§ **Your goal**
Transcribe the entries that follow exactly as they appear, minus pictures.

§ **Information given**
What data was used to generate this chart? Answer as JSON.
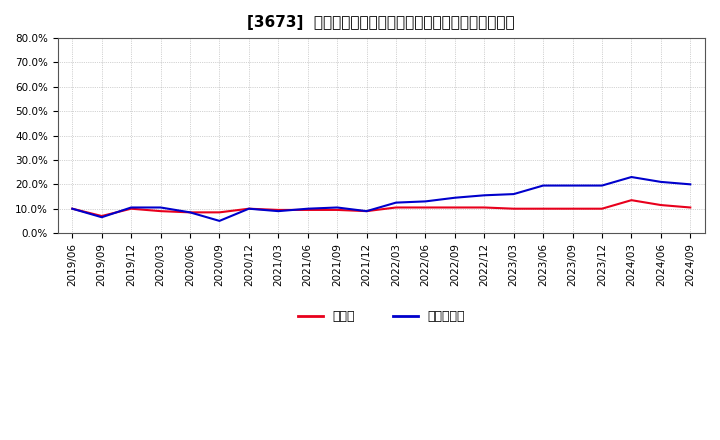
{
  "title": "[3673]  現預金、有利子負債の総資産に対する比率の推移",
  "x_labels": [
    "2019/06",
    "2019/09",
    "2019/12",
    "2020/03",
    "2020/06",
    "2020/09",
    "2020/12",
    "2021/03",
    "2021/06",
    "2021/09",
    "2021/12",
    "2022/03",
    "2022/06",
    "2022/09",
    "2022/12",
    "2023/03",
    "2023/06",
    "2023/09",
    "2023/12",
    "2024/03",
    "2024/06",
    "2024/09"
  ],
  "cash": [
    10.0,
    7.0,
    10.0,
    9.0,
    8.5,
    8.5,
    10.0,
    9.5,
    9.5,
    9.5,
    9.0,
    10.5,
    10.5,
    10.5,
    10.5,
    10.0,
    10.0,
    10.0,
    10.0,
    13.5,
    11.5,
    10.5
  ],
  "interest_bearing_debt": [
    10.0,
    6.5,
    10.5,
    10.5,
    8.5,
    5.0,
    10.0,
    9.0,
    10.0,
    10.5,
    9.0,
    12.5,
    13.0,
    14.5,
    15.5,
    16.0,
    19.5,
    19.5,
    19.5,
    23.0,
    21.0,
    20.0
  ],
  "cash_color": "#e8001c",
  "debt_color": "#0000cc",
  "ylim": [
    0,
    80
  ],
  "yticks": [
    0,
    10,
    20,
    30,
    40,
    50,
    60,
    70,
    80
  ],
  "bg_color": "#ffffff",
  "plot_bg_color": "#ffffff",
  "grid_color": "#aaaaaa",
  "legend_cash": "現預金",
  "legend_debt": "有利子負債",
  "title_fontsize": 11,
  "axis_fontsize": 7.5,
  "legend_fontsize": 9
}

§ **The solution**
What data was used to generate this chart? Answer as JSON.
{
  "title": "[3673]  現預金、有利子負債の総資産に対する比率の推移",
  "x_labels": [
    "2019/06",
    "2019/09",
    "2019/12",
    "2020/03",
    "2020/06",
    "2020/09",
    "2020/12",
    "2021/03",
    "2021/06",
    "2021/09",
    "2021/12",
    "2022/03",
    "2022/06",
    "2022/09",
    "2022/12",
    "2023/03",
    "2023/06",
    "2023/09",
    "2023/12",
    "2024/03",
    "2024/06",
    "2024/09"
  ],
  "cash": [
    10.0,
    7.0,
    10.0,
    9.0,
    8.5,
    8.5,
    10.0,
    9.5,
    9.5,
    9.5,
    9.0,
    10.5,
    10.5,
    10.5,
    10.5,
    10.0,
    10.0,
    10.0,
    10.0,
    13.5,
    11.5,
    10.5
  ],
  "interest_bearing_debt": [
    10.0,
    6.5,
    10.5,
    10.5,
    8.5,
    5.0,
    10.0,
    9.0,
    10.0,
    10.5,
    9.0,
    12.5,
    13.0,
    14.5,
    15.5,
    16.0,
    19.5,
    19.5,
    19.5,
    23.0,
    21.0,
    20.0
  ],
  "cash_color": "#e8001c",
  "debt_color": "#0000cc",
  "ylim": [
    0,
    80
  ],
  "yticks": [
    0,
    10,
    20,
    30,
    40,
    50,
    60,
    70,
    80
  ],
  "bg_color": "#ffffff",
  "plot_bg_color": "#ffffff",
  "grid_color": "#aaaaaa",
  "legend_cash": "現預金",
  "legend_debt": "有利子負債",
  "title_fontsize": 11,
  "axis_fontsize": 7.5,
  "legend_fontsize": 9
}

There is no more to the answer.